[Records about charts and figures]
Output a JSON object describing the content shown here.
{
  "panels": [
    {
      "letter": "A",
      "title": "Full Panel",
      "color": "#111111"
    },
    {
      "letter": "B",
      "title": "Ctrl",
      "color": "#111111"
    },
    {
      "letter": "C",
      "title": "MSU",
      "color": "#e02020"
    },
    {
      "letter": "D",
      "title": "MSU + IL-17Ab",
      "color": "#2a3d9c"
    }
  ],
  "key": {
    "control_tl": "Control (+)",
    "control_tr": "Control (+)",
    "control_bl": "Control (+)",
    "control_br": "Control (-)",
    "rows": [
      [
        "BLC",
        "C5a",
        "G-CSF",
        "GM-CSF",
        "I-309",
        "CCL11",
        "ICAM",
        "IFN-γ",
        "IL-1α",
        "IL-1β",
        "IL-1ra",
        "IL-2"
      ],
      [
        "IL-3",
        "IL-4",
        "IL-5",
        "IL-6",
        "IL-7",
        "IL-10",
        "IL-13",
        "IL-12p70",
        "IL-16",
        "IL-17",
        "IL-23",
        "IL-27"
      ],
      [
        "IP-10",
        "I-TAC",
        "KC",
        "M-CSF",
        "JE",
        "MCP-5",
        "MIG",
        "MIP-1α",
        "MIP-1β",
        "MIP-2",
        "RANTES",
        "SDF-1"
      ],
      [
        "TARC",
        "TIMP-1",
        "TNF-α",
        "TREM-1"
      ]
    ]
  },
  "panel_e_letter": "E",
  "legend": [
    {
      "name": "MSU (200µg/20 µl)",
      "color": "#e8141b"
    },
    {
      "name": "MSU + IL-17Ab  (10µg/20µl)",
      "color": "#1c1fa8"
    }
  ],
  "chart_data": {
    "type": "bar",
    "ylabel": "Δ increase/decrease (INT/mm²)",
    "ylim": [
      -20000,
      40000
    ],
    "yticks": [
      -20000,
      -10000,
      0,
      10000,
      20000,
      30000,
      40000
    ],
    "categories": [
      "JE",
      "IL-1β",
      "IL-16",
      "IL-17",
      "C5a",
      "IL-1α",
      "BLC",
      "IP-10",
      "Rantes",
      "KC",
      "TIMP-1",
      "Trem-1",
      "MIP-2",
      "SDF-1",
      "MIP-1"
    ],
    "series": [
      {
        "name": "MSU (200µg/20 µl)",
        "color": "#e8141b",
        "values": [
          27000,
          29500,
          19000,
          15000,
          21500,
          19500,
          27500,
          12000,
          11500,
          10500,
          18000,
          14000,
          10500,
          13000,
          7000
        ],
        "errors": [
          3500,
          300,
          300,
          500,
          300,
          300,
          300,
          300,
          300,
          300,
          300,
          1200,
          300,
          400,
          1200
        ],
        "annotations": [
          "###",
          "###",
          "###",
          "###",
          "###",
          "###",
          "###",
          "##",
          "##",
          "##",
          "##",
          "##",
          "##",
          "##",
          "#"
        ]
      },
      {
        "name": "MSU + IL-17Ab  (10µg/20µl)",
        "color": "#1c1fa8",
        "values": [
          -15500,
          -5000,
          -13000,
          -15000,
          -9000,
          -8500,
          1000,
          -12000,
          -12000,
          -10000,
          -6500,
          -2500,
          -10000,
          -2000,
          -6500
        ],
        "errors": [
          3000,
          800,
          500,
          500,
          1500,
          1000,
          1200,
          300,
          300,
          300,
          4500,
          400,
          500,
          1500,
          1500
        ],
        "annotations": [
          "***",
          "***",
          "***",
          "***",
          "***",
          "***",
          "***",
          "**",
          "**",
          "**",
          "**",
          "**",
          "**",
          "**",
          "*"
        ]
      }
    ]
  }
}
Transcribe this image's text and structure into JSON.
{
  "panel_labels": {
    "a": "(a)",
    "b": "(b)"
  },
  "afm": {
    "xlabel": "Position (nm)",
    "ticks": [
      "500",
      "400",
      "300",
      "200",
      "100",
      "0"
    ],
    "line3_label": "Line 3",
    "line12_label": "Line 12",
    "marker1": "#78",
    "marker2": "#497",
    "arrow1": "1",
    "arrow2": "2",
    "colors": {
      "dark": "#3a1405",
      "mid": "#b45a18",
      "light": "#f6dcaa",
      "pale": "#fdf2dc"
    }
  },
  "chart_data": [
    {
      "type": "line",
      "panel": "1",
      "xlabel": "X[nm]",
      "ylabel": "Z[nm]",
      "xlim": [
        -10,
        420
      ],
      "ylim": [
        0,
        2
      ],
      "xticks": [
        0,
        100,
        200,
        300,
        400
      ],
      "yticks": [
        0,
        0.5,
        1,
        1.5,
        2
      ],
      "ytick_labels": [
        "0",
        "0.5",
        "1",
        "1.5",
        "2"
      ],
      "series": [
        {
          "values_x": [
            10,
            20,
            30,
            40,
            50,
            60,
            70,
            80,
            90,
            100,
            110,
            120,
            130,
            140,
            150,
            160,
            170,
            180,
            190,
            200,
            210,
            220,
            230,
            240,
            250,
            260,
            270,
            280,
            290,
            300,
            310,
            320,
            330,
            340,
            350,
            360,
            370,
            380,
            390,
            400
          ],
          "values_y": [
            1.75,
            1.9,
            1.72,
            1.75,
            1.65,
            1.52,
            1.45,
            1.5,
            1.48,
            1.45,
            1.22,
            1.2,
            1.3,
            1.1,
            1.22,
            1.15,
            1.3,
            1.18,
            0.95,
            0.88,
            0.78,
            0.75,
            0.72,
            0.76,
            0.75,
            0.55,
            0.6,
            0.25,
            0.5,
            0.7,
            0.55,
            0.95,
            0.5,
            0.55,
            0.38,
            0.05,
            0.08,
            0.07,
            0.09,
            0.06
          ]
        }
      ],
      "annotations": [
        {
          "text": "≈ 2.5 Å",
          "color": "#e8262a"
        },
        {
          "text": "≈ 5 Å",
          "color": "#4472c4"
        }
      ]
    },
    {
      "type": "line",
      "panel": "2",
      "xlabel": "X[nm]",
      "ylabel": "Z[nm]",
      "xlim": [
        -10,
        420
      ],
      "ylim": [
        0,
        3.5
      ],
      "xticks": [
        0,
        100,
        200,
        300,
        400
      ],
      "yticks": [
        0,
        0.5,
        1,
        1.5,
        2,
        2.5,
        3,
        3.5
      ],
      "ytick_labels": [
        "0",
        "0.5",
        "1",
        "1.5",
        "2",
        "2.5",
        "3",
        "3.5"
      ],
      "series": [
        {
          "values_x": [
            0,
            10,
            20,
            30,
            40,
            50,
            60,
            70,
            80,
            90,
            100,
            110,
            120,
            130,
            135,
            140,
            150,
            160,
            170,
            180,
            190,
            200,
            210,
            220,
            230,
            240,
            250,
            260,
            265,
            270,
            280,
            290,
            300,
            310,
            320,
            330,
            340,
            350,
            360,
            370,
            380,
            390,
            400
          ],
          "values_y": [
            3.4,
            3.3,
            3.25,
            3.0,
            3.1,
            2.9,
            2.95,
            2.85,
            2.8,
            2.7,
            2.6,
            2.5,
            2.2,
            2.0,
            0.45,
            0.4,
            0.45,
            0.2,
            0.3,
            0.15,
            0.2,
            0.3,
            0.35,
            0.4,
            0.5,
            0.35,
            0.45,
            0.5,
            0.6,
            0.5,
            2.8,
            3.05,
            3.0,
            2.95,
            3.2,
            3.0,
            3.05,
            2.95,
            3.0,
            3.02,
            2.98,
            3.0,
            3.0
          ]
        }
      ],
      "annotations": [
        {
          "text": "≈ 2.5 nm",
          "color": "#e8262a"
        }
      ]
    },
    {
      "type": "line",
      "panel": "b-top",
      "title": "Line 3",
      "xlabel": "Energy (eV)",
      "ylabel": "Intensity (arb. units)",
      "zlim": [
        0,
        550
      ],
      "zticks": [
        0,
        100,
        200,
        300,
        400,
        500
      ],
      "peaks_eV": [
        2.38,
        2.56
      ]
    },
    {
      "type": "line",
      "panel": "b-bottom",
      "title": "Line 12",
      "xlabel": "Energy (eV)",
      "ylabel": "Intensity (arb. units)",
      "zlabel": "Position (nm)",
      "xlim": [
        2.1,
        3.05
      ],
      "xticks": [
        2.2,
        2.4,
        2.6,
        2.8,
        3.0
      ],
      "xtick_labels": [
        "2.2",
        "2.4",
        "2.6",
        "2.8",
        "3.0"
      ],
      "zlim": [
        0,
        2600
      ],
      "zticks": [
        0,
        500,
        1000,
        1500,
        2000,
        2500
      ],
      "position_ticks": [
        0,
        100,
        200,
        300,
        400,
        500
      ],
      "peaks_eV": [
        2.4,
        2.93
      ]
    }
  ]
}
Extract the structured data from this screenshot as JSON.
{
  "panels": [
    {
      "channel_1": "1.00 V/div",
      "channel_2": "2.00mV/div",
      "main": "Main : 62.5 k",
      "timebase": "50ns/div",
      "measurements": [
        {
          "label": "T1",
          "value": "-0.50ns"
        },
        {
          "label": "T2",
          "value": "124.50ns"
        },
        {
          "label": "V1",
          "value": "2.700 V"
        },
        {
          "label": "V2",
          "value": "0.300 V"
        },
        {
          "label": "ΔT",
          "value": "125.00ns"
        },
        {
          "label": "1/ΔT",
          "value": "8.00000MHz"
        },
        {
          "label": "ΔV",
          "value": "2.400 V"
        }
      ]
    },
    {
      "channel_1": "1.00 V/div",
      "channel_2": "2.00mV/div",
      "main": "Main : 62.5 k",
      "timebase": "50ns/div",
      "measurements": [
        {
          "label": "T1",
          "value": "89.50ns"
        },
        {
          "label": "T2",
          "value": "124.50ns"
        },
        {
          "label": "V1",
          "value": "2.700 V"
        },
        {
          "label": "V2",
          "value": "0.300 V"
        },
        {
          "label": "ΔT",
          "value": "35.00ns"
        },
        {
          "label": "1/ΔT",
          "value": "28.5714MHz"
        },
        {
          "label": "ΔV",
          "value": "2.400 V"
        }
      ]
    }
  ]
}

WHAT IS ASKED: Write out exactly the lines of the entries above that run from the line containing "Extract the structured" through the last line, including both.

SOLUTION TO THE PROBLEM:
Extract the structured data from this screenshot as JSON.
{
  "panels": [
    {
      "channel_1": "1.00 V/div",
      "channel_2": "2.00mV/div",
      "main": "Main : 62.5 k",
      "timebase": "50ns/div",
      "measurements": [
        {
          "label": "T1",
          "value": "-0.50ns"
        },
        {
          "label": "T2",
          "value": "124.50ns"
        },
        {
          "label": "V1",
          "value": "2.700 V"
        },
        {
          "label": "V2",
          "value": "0.300 V"
        },
        {
          "label": "ΔT",
          "value": "125.00ns"
        },
        {
          "label": "1/ΔT",
          "value": "8.00000MHz"
        },
        {
          "label": "ΔV",
          "value": "2.400 V"
        }
      ]
    },
    {
      "channel_1": "1.00 V/div",
      "channel_2": "2.00mV/div",
      "main": "Main : 62.5 k",
      "timebase": "50ns/div",
      "measurements": [
        {
          "label": "T1",
          "value": "89.50ns"
        },
        {
          "label": "T2",
          "value": "124.50ns"
        },
        {
          "label": "V1",
          "value": "2.700 V"
        },
        {
          "label": "V2",
          "value": "0.300 V"
        },
        {
          "label": "ΔT",
          "value": "35.00ns"
        },
        {
          "label": "1/ΔT",
          "value": "28.5714MHz"
        },
        {
          "label": "ΔV",
          "value": "2.400 V"
        }
      ]
    }
  ]
}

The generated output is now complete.